**GIVEN REQUEST**
Gather every line in the records below that contains the word "index".

[Figure contents as structured data]
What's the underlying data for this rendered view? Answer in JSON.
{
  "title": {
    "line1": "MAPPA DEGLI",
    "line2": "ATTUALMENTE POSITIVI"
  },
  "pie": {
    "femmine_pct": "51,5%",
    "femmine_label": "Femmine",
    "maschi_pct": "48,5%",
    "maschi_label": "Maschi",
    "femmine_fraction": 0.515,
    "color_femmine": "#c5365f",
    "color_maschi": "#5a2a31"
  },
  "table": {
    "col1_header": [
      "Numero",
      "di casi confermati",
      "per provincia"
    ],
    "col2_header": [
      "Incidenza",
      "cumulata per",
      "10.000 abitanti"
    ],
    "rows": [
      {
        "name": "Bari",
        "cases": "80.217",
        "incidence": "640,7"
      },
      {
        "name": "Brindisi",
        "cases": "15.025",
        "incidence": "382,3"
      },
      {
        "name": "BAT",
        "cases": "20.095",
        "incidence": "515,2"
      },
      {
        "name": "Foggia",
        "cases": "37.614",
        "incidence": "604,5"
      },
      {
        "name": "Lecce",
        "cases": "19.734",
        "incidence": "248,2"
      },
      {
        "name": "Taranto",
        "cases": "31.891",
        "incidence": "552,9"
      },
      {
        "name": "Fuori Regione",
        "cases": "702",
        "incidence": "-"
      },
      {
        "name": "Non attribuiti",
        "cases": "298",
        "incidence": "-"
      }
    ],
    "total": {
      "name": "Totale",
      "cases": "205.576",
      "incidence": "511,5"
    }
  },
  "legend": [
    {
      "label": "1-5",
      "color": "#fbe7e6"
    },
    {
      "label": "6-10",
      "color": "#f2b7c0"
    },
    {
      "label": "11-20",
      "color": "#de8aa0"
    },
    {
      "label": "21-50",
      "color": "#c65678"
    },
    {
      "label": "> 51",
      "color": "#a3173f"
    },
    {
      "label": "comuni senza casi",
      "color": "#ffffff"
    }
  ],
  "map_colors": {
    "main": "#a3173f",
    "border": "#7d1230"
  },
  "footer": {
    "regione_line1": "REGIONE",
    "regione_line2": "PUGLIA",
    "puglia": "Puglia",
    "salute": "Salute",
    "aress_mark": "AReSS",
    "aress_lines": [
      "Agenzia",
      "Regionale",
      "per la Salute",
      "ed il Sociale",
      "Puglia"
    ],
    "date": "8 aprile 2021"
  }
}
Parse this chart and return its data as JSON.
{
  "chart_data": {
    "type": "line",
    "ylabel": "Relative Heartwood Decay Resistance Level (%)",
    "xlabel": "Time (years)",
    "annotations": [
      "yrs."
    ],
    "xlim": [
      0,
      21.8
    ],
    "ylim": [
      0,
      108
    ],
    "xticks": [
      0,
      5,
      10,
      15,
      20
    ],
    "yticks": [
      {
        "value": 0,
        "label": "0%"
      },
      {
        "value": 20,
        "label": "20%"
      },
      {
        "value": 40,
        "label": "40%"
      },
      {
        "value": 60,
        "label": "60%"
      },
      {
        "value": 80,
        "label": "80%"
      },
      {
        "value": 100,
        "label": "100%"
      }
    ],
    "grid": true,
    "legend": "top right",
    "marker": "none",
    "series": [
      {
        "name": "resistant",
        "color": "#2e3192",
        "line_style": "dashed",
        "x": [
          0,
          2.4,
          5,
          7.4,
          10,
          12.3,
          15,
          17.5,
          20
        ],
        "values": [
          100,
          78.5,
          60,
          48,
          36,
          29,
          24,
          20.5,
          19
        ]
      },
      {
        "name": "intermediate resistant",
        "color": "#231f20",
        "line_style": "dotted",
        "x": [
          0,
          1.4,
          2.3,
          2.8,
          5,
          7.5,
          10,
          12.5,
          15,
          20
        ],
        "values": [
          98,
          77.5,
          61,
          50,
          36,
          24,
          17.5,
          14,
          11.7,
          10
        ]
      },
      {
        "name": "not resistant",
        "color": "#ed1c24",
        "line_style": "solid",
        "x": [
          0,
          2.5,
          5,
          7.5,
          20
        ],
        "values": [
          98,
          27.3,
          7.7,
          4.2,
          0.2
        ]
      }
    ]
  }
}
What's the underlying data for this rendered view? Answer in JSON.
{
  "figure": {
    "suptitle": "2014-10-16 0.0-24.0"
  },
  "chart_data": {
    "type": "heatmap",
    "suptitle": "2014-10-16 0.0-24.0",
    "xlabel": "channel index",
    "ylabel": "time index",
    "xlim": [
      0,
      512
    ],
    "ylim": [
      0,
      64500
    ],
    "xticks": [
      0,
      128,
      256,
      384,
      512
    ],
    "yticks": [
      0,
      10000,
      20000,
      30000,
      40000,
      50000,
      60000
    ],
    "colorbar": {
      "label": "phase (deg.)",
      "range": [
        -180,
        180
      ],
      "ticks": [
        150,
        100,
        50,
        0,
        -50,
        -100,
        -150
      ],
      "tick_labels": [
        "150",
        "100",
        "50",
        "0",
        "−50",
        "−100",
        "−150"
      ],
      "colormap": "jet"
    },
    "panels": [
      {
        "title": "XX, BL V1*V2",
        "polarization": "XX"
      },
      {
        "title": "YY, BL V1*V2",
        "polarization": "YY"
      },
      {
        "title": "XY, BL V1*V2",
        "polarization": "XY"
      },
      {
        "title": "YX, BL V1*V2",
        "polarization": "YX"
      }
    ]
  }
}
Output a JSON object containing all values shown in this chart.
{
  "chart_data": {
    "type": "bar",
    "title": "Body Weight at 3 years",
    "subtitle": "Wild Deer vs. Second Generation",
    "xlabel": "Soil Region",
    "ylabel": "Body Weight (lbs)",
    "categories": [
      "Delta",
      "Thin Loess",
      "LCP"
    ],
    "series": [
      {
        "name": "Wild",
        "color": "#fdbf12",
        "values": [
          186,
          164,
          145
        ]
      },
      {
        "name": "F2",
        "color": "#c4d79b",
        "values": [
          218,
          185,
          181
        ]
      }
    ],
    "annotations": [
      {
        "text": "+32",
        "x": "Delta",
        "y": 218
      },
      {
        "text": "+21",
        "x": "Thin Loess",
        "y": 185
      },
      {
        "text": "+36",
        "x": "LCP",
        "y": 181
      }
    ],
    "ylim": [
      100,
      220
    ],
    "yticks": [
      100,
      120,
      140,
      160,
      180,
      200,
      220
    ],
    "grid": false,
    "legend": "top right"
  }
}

**EXERCISE ANSWER**
    "xlabel": "channel index",
    "ylabel": "time index",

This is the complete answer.